DATASET CONTENT –
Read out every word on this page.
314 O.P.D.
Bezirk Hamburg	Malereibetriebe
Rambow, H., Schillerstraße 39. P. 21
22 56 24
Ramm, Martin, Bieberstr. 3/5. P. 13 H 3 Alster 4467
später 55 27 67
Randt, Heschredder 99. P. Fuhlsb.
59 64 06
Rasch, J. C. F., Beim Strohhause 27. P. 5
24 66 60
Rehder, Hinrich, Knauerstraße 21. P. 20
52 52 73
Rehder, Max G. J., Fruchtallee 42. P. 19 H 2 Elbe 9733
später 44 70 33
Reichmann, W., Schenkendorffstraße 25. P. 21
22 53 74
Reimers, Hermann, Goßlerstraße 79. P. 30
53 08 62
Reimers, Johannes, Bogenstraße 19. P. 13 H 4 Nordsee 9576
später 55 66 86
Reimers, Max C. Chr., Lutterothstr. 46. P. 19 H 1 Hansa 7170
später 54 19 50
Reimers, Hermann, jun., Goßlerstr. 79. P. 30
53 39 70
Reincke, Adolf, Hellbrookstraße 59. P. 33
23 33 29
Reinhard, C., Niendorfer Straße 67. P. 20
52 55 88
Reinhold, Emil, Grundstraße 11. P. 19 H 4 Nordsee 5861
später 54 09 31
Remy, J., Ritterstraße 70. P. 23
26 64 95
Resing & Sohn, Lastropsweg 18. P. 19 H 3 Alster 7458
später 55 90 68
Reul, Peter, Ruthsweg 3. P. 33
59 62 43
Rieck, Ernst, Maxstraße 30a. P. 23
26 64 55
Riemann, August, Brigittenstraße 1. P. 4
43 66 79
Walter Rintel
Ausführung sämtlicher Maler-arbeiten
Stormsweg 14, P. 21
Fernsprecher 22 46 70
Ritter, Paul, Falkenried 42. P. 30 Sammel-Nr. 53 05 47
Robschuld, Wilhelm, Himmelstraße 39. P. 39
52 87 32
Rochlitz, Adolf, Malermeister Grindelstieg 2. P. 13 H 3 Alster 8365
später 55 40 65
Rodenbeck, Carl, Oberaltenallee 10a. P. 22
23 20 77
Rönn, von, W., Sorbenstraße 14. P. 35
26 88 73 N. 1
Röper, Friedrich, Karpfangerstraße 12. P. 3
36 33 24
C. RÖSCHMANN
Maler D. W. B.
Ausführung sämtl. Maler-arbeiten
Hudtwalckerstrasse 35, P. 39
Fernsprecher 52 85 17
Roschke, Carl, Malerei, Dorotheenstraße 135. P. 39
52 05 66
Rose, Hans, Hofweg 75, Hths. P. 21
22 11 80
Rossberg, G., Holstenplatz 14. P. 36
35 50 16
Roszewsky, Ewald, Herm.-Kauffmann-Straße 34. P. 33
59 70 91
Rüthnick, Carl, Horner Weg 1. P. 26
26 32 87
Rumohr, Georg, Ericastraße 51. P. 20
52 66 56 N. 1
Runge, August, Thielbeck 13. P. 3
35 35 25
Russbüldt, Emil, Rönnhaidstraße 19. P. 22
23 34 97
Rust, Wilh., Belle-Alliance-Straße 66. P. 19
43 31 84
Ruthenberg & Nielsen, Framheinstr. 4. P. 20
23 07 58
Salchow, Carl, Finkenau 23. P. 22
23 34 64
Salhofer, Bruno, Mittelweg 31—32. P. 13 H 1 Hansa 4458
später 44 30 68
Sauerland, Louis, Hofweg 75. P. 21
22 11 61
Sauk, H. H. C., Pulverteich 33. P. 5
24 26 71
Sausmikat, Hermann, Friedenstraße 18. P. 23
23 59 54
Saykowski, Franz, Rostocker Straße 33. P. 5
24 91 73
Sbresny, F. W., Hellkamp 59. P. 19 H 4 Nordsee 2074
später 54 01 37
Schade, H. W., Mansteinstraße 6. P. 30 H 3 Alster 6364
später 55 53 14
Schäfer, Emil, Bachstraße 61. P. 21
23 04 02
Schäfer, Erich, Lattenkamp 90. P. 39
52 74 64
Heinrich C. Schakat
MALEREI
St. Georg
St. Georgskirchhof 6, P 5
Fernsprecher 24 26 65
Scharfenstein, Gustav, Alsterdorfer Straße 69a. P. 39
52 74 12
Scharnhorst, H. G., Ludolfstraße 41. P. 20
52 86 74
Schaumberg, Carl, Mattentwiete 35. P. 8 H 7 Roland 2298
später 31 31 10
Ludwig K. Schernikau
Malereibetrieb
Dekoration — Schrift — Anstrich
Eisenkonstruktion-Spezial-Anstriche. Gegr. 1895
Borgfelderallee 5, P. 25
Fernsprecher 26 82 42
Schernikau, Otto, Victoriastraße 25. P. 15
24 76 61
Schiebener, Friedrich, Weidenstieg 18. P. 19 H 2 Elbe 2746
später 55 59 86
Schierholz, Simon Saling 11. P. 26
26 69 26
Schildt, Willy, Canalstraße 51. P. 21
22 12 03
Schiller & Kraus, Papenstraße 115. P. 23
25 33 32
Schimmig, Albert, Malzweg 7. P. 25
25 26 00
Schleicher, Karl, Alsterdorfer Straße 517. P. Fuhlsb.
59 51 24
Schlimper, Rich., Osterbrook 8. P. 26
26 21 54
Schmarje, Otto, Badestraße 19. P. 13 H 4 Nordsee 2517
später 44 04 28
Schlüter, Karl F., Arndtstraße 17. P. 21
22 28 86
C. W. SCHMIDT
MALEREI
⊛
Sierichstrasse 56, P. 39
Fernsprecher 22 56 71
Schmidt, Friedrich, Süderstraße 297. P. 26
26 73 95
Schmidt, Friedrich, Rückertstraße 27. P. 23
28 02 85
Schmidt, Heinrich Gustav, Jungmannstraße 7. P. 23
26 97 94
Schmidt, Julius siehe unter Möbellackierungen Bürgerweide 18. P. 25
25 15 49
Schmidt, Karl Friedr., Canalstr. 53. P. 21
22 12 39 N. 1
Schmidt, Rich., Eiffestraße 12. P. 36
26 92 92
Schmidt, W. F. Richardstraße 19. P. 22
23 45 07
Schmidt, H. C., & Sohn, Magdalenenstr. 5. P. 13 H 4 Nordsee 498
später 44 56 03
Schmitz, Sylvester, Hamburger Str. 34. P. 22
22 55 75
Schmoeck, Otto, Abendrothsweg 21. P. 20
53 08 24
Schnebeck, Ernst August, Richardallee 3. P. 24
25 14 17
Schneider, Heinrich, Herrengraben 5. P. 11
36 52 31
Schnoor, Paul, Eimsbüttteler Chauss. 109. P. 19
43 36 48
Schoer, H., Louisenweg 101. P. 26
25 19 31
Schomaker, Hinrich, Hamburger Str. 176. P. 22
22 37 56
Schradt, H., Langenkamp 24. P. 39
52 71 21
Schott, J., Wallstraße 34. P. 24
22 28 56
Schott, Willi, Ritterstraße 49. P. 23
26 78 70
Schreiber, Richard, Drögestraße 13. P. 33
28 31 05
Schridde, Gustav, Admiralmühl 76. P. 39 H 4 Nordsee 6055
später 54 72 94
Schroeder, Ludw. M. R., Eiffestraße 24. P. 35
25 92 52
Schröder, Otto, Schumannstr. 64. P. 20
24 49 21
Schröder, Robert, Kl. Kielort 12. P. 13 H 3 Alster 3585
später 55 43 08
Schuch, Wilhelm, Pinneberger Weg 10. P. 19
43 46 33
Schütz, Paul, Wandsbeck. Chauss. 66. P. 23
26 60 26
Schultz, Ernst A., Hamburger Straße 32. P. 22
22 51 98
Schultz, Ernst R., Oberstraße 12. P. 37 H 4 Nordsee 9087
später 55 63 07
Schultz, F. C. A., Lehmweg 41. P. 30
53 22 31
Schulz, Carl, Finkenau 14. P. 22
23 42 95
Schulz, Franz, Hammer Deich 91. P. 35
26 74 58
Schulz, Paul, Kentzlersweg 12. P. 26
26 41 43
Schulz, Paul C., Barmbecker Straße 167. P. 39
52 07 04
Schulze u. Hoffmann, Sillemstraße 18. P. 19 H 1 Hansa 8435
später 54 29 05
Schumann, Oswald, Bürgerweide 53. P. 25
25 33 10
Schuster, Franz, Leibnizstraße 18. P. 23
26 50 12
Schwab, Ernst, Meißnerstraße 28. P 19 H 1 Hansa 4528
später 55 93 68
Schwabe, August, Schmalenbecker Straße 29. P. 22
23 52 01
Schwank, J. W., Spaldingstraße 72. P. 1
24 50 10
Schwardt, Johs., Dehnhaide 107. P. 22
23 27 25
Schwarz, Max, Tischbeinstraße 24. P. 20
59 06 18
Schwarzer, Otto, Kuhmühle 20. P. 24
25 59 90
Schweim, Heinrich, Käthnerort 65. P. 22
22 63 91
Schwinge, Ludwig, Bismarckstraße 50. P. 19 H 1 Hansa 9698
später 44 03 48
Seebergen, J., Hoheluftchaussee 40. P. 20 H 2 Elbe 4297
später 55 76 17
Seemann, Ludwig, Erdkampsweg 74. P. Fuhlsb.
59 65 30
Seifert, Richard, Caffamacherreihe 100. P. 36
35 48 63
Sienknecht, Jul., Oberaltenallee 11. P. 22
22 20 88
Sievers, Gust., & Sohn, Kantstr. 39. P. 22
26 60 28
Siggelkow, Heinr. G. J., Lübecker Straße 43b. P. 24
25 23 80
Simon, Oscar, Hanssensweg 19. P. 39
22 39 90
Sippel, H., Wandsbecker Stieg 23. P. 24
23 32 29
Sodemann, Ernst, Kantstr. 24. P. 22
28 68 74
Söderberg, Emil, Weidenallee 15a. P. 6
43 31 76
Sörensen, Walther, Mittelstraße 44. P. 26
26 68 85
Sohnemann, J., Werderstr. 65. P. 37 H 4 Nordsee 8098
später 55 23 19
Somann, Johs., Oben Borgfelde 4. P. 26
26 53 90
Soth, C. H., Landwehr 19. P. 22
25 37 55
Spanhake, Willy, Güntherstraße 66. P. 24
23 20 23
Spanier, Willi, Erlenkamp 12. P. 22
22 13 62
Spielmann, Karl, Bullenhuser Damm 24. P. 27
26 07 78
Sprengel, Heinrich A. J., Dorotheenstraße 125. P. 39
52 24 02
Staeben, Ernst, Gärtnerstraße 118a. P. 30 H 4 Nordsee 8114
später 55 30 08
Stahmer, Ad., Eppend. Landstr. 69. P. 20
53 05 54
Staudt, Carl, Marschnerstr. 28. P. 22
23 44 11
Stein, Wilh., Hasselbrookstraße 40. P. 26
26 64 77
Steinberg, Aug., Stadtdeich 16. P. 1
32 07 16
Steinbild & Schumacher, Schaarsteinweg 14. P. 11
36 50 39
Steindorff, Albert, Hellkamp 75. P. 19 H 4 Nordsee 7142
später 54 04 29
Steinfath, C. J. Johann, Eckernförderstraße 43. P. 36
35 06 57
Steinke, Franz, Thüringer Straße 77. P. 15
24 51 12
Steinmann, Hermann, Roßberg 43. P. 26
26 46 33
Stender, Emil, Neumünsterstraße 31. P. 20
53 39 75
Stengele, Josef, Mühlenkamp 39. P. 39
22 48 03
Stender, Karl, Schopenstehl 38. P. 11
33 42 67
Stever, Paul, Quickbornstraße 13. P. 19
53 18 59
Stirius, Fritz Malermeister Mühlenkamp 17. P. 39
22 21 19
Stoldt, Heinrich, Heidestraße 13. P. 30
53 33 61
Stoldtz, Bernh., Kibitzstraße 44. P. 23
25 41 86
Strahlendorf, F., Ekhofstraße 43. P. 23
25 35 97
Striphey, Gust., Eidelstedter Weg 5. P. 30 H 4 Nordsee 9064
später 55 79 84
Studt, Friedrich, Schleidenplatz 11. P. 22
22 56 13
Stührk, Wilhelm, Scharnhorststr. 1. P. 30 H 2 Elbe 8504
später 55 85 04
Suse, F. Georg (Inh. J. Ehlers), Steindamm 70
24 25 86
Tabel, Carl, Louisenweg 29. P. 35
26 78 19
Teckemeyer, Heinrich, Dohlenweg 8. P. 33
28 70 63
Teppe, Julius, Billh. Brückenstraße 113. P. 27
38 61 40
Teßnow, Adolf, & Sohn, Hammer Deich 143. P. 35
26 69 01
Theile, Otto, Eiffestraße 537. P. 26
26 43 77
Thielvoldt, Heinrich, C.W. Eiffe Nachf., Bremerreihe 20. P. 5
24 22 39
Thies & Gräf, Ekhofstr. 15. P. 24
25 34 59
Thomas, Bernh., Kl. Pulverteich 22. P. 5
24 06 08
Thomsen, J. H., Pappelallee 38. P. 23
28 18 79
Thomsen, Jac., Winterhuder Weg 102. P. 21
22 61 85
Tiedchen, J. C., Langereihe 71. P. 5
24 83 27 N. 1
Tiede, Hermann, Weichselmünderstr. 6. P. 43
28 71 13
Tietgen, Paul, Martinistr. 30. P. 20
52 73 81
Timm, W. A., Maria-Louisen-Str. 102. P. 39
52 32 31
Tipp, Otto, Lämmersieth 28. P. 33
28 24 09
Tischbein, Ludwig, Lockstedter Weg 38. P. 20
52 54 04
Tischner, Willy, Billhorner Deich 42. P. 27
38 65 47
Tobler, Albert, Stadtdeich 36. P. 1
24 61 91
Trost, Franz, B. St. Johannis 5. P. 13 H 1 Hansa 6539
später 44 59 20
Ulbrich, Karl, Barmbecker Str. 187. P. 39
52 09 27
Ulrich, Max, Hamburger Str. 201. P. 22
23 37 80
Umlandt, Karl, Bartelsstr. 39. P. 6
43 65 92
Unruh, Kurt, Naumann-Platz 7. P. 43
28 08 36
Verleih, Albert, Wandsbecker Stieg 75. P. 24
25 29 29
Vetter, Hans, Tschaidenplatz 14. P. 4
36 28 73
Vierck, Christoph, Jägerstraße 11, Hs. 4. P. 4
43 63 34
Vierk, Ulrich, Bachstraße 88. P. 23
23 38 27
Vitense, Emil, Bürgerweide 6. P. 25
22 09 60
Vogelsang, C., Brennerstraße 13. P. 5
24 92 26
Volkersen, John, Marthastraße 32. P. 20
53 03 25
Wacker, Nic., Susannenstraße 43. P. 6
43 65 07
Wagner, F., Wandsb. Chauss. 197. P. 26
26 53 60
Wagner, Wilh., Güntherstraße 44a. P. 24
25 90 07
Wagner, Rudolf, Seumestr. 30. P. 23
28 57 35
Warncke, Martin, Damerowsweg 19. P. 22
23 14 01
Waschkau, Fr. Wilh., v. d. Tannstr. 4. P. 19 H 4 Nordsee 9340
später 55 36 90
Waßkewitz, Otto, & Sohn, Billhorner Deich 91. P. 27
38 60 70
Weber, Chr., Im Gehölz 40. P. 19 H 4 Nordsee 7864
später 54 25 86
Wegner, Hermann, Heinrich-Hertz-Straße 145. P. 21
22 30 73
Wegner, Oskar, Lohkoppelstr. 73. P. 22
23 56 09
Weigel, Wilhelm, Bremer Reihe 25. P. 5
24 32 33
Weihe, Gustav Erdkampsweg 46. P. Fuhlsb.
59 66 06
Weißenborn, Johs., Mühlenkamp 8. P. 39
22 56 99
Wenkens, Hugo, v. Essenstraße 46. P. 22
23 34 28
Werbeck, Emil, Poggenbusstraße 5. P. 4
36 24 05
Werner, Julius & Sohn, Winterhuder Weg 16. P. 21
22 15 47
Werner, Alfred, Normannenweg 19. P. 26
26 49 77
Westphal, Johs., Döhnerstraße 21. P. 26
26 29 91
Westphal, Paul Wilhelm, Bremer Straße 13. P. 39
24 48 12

WHAT YOU NEED TO DO – Return every line from the records above that holds the word "Emil".

THE RESULT –
Reinhold, Emil, Grundstraße 11. P. 19 H 4 Nordsee 5861
Russbüldt, Emil, Rönnhaidstraße 19. P. 22
Schäfer, Emil, Bachstraße 61. P. 21
Söderberg, Emil, Weidenallee 15a. P. 6
Stender, Emil, Neumünsterstraße 31. P. 20
Vitense, Emil, Bürgerweide 6. P. 25
Werbeck, Emil, Poggenbusstraße 5. P. 4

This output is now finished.